-------- Dataset rows --------

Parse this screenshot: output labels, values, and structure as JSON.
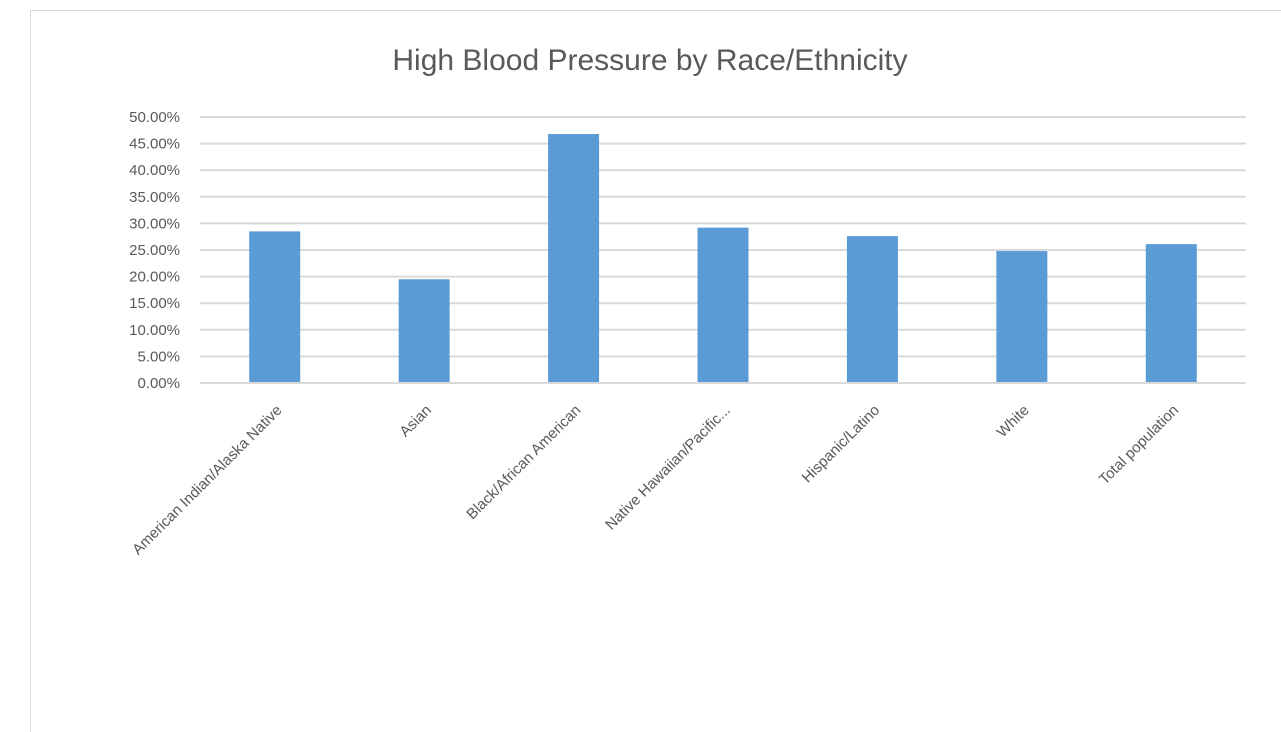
{
  "chart_data": {
    "type": "bar",
    "title": "High Blood Pressure by Race/Ethnicity",
    "xlabel": "",
    "ylabel": "",
    "categories": [
      "American Indian/Alaska Native",
      "Asian",
      "Black/African American",
      "Native Hawaiian/Pacific...",
      "Hispanic/Latino",
      "White",
      "Total population"
    ],
    "values": [
      28.5,
      19.5,
      46.8,
      29.2,
      27.6,
      24.8,
      26.1
    ],
    "y_ticks": [
      "0.00%",
      "5.00%",
      "10.00%",
      "15.00%",
      "20.00%",
      "25.00%",
      "30.00%",
      "35.00%",
      "40.00%",
      "45.00%",
      "50.00%"
    ],
    "ylim": [
      0,
      50
    ],
    "grid": true,
    "legend": "none",
    "bar_color": "#5b9bd5",
    "grid_color": "#d9d9d9"
  }
}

--------

*Problem statement*
Output every entry exactly as given; pictures are not part of the copy.

*Correct answer*
Parse this screenshot: output labels, values, and structure as JSON.
{
  "chart_data": {
    "type": "bar",
    "title": "High Blood Pressure by Race/Ethnicity",
    "xlabel": "",
    "ylabel": "",
    "categories": [
      "American Indian/Alaska Native",
      "Asian",
      "Black/African American",
      "Native Hawaiian/Pacific...",
      "Hispanic/Latino",
      "White",
      "Total population"
    ],
    "values": [
      28.5,
      19.5,
      46.8,
      29.2,
      27.6,
      24.8,
      26.1
    ],
    "y_ticks": [
      "0.00%",
      "5.00%",
      "10.00%",
      "15.00%",
      "20.00%",
      "25.00%",
      "30.00%",
      "35.00%",
      "40.00%",
      "45.00%",
      "50.00%"
    ],
    "ylim": [
      0,
      50
    ],
    "grid": true,
    "legend": "none",
    "bar_color": "#5b9bd5",
    "grid_color": "#d9d9d9"
  }
}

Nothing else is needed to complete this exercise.